### Records supplied
++++
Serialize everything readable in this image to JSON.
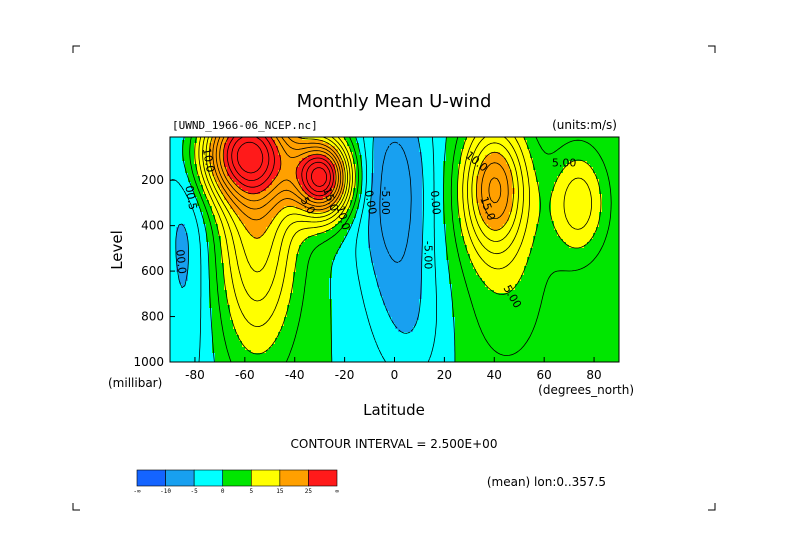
{
  "chart_data": {
    "type": "heatmap",
    "title": "Monthly Mean U-wind",
    "dataset_label": "[UWND_1966-06_NCEP.nc]",
    "units_label": "(units:m/s)",
    "xlabel": "Latitude",
    "xunit_label": "(degrees_north)",
    "ylabel": "Level",
    "yunit_label": "(millibar)",
    "xlim": [
      -90,
      90
    ],
    "ylim": [
      1000,
      10
    ],
    "x_ticks": [
      -80,
      -60,
      -40,
      -20,
      0,
      20,
      40,
      60,
      80
    ],
    "y_ticks": [
      200,
      400,
      600,
      800,
      1000
    ],
    "x_tick_labels": [
      "-80",
      "-60",
      "-40",
      "-20",
      "0",
      "20",
      "40",
      "60",
      "80"
    ],
    "y_tick_labels": [
      "200",
      "400",
      "600",
      "800",
      "1000"
    ],
    "contour_interval_text": "CONTOUR INTERVAL = 2.500E+00",
    "averaging_text": "(mean) lon:0..357.5",
    "color_levels": [
      -999,
      -10,
      -5,
      0,
      5,
      15,
      25,
      999
    ],
    "colorbar_labels": [
      "-∞",
      "-10",
      "-5",
      "0",
      "5",
      "15",
      "25",
      "∞"
    ],
    "colors": [
      "#1464ff",
      "#18a0f0",
      "#00ffff",
      "#00e600",
      "#ffff00",
      "#ffa000",
      "#ff1a1a"
    ],
    "contour_labels": [
      {
        "text": "10.0",
        "lat": -76,
        "p": 115,
        "rot": 80
      },
      {
        "text": "00.5",
        "lat": -83,
        "p": 280,
        "rot": 80
      },
      {
        "text": "00.0",
        "lat": -87,
        "p": 560,
        "rot": 85
      },
      {
        "text": "5.0",
        "lat": -36,
        "p": 320,
        "rot": 60
      },
      {
        "text": "15.0",
        "lat": -27,
        "p": 290,
        "rot": 70
      },
      {
        "text": "10.0",
        "lat": -22,
        "p": 370,
        "rot": 75
      },
      {
        "text": "0.00",
        "lat": -11,
        "p": 300,
        "rot": 80
      },
      {
        "text": "-5.00",
        "lat": -5,
        "p": 290,
        "rot": 90
      },
      {
        "text": "0.00",
        "lat": 15,
        "p": 300,
        "rot": 85
      },
      {
        "text": "-5.00",
        "lat": 12,
        "p": 530,
        "rot": 90
      },
      {
        "text": "10.0",
        "lat": 32,
        "p": 130,
        "rot": 40
      },
      {
        "text": "15.0",
        "lat": 36,
        "p": 330,
        "rot": 70
      },
      {
        "text": "5.00",
        "lat": 46,
        "p": 720,
        "rot": 60
      },
      {
        "text": "5.00",
        "lat": 68,
        "p": 140,
        "rot": 0
      }
    ]
  }
}
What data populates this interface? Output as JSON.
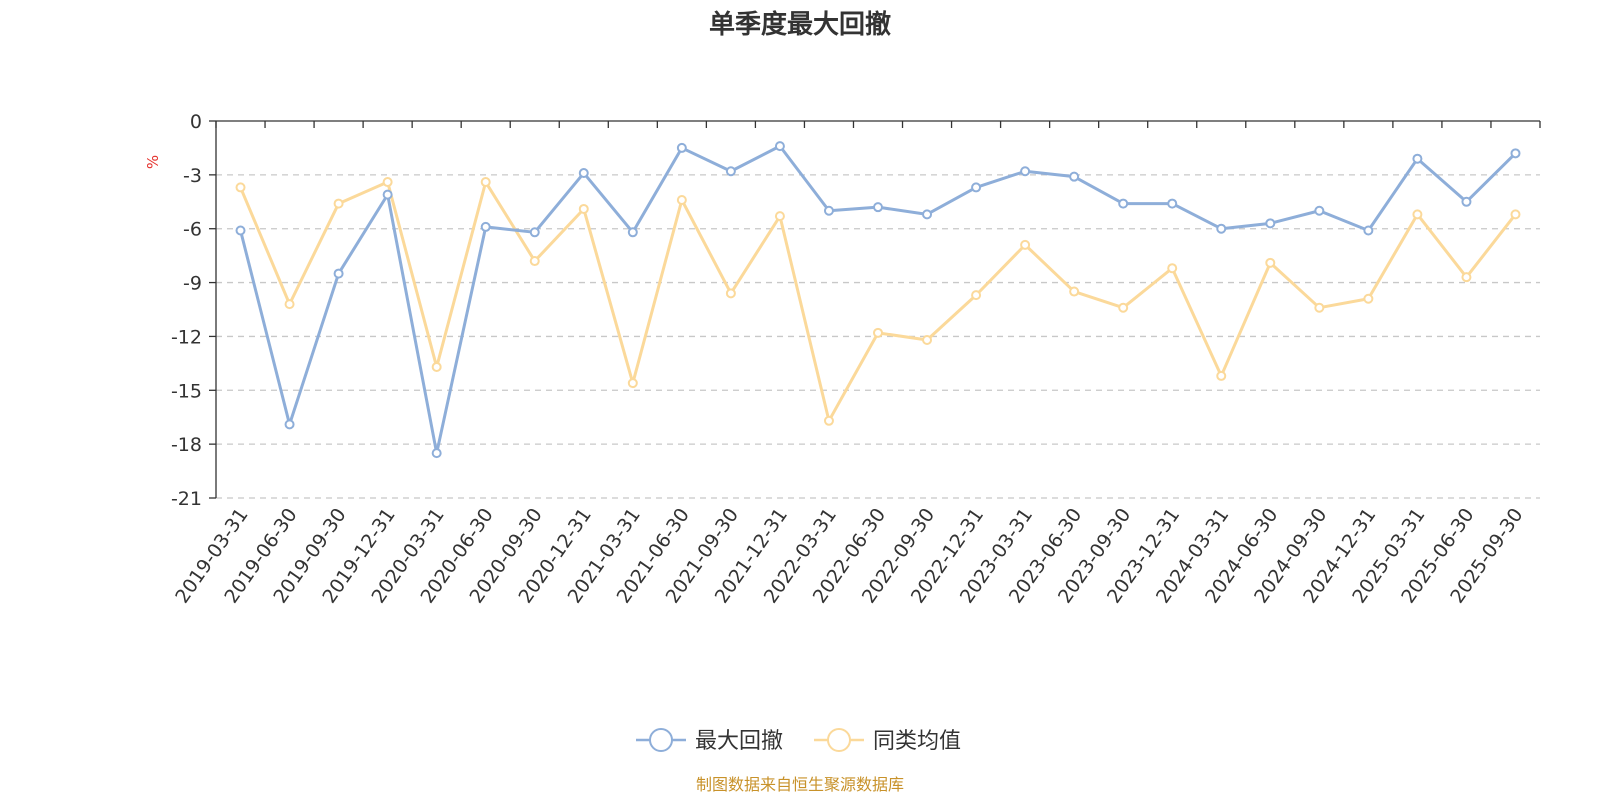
{
  "chart_data": {
    "type": "line",
    "title": "单季度最大回撤",
    "ylabel": "%",
    "ylim": [
      -21,
      0
    ],
    "yticks": [
      0,
      -3,
      -6,
      -9,
      -12,
      -15,
      -18,
      -21
    ],
    "grid": true,
    "legend_position": "bottom-center",
    "categories": [
      "2019-03-31",
      "2019-06-30",
      "2019-09-30",
      "2019-12-31",
      "2020-03-31",
      "2020-06-30",
      "2020-09-30",
      "2020-12-31",
      "2021-03-31",
      "2021-06-30",
      "2021-09-30",
      "2021-12-31",
      "2022-03-31",
      "2022-06-30",
      "2022-09-30",
      "2022-12-31",
      "2023-03-31",
      "2023-06-30",
      "2023-09-30",
      "2023-12-31",
      "2024-03-31",
      "2024-06-30",
      "2024-09-30",
      "2024-12-31",
      "2025-03-31",
      "2025-06-30",
      "2025-09-30"
    ],
    "series": [
      {
        "name": "最大回撤",
        "color": "#8eaed9",
        "values": [
          -6.1,
          -16.9,
          -8.5,
          -4.1,
          -18.5,
          -5.9,
          -6.2,
          -2.9,
          -6.2,
          -1.5,
          -2.8,
          -1.4,
          -5.0,
          -4.8,
          -5.2,
          -3.7,
          -2.8,
          -3.1,
          -4.6,
          -4.6,
          -6.0,
          -5.7,
          -5.0,
          -6.1,
          -2.1,
          -4.5,
          -1.8
        ]
      },
      {
        "name": "同类均值",
        "color": "#fbd99a",
        "values": [
          -3.7,
          -10.2,
          -4.6,
          -3.4,
          -13.7,
          -3.4,
          -7.8,
          -4.9,
          -14.6,
          -4.4,
          -9.6,
          -5.3,
          -16.7,
          -11.8,
          -12.2,
          -9.7,
          -6.9,
          -9.5,
          -10.4,
          -8.2,
          -14.2,
          -7.9,
          -10.4,
          -9.9,
          -5.2,
          -8.7,
          -5.2
        ]
      }
    ],
    "source": "制图数据来自恒生聚源数据库"
  }
}
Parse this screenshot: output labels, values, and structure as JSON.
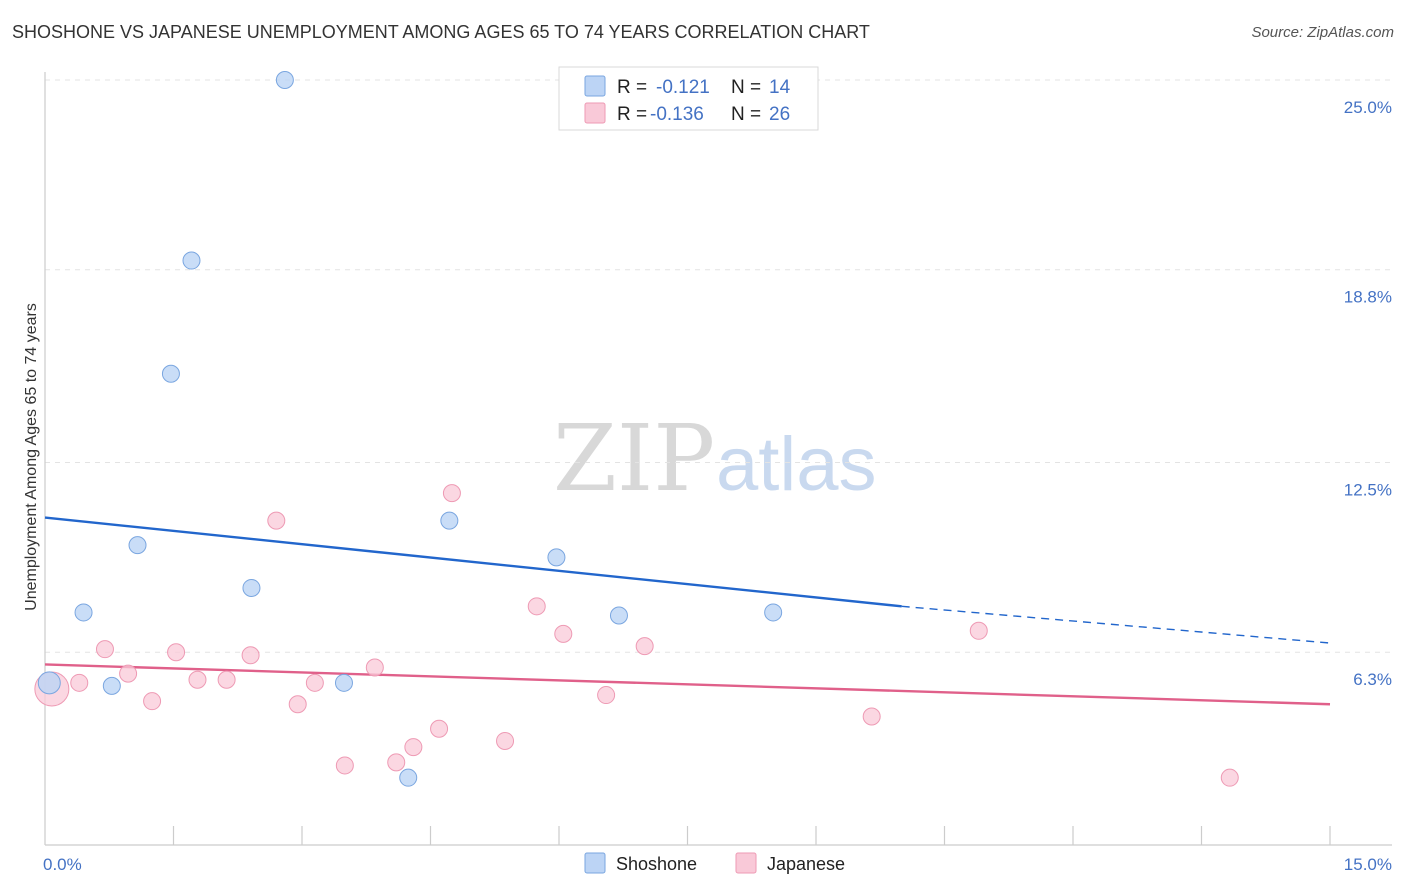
++++
### Exercise objective
Extract each line holding the word "this" from the records.

### Reply to the task
Serialize everything readable in this image to JSON.
What data populates this interface? Output as JSON.
Parse this screenshot: output labels, values, and structure as JSON.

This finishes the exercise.